# [Written instruction]
Select and reproduce each line of the listing below that bears the string "Julio".

# [Dataset rows]
··········
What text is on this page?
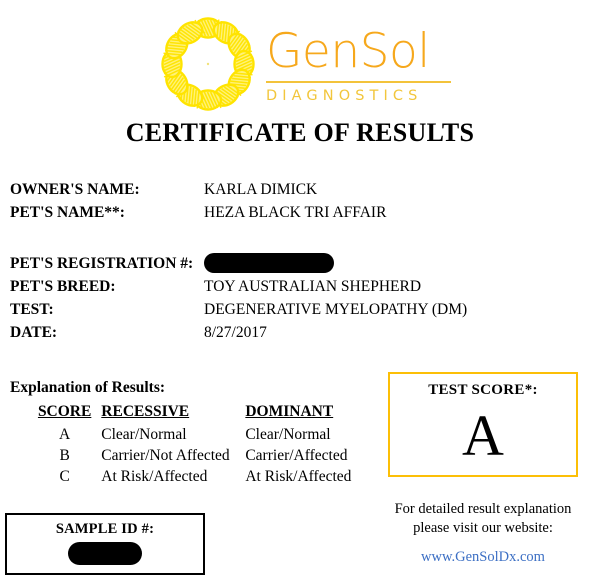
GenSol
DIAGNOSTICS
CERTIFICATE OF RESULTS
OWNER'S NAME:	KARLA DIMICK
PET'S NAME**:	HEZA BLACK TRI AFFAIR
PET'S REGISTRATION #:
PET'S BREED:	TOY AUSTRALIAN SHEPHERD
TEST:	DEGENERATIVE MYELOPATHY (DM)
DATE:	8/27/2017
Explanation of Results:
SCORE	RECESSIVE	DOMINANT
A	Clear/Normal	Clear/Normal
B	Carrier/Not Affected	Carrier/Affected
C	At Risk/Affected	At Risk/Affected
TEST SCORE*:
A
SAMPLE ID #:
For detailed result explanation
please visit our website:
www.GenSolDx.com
··········
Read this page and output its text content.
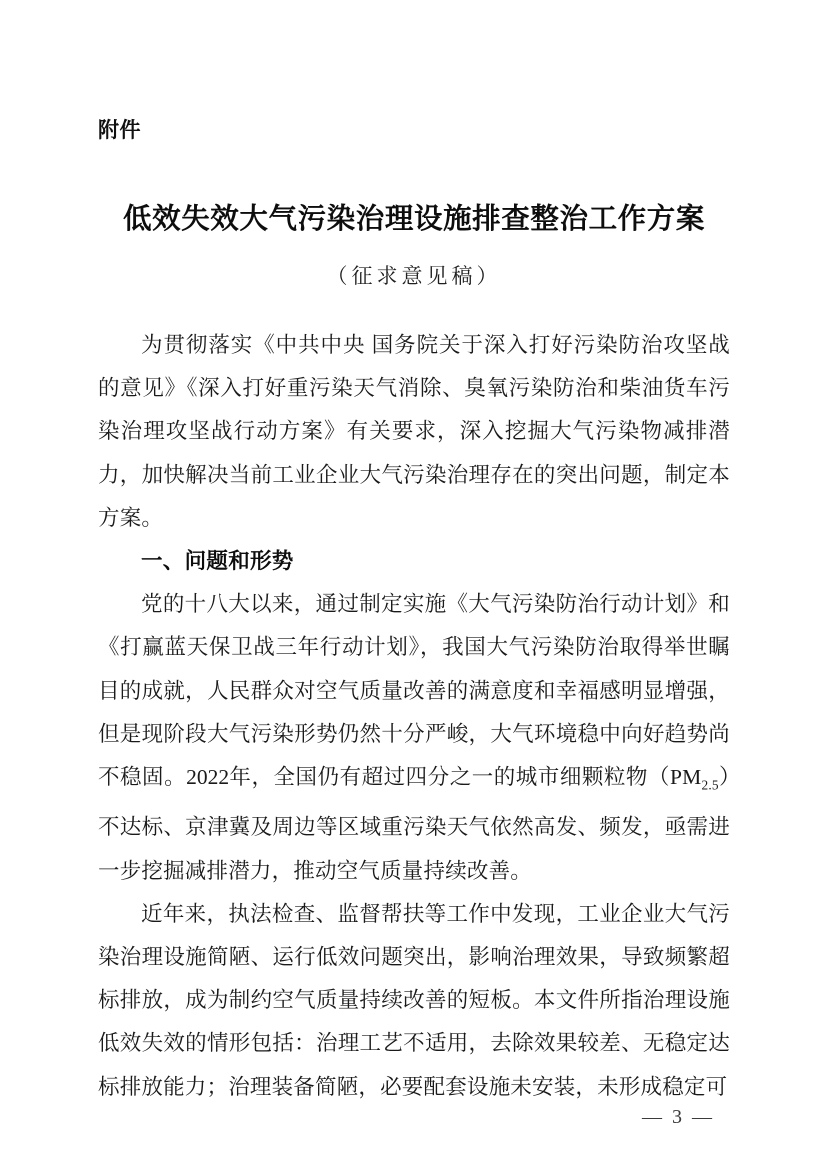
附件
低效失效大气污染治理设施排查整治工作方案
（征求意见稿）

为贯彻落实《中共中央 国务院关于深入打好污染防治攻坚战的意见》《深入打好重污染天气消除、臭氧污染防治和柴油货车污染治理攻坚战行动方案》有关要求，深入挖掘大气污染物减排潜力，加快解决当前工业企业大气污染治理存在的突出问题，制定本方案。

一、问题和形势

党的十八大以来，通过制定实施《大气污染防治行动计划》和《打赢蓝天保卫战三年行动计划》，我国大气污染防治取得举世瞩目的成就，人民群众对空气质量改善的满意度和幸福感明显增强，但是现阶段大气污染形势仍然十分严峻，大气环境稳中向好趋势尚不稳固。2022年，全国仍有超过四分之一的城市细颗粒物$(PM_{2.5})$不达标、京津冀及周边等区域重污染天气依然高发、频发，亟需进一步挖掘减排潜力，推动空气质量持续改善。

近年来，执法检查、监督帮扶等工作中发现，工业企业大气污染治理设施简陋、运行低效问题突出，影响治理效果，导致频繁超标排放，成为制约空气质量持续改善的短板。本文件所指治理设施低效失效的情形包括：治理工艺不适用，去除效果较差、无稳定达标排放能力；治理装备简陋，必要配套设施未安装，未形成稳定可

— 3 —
··········
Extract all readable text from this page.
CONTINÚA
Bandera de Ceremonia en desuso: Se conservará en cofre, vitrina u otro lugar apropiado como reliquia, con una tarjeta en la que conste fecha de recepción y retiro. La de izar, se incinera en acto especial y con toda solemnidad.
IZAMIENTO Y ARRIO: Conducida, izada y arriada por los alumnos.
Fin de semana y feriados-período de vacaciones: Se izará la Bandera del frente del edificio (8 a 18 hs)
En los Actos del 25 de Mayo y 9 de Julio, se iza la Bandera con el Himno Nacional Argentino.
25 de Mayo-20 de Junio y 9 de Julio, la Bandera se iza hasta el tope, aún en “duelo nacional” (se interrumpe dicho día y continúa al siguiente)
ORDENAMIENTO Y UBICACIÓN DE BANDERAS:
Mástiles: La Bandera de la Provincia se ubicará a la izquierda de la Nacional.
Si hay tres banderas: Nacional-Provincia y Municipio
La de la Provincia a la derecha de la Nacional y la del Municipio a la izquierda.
··········
# [The response]
En los Actos del 25 de Mayo y 9 de Julio, se iza la Bandera con el Himno Nacional Argentino.
25 de Mayo-20 de Junio y 9 de Julio, la Bandera se iza hasta el tope, aún en “duelo nacional” (se interrumpe dicho día y continúa al siguiente)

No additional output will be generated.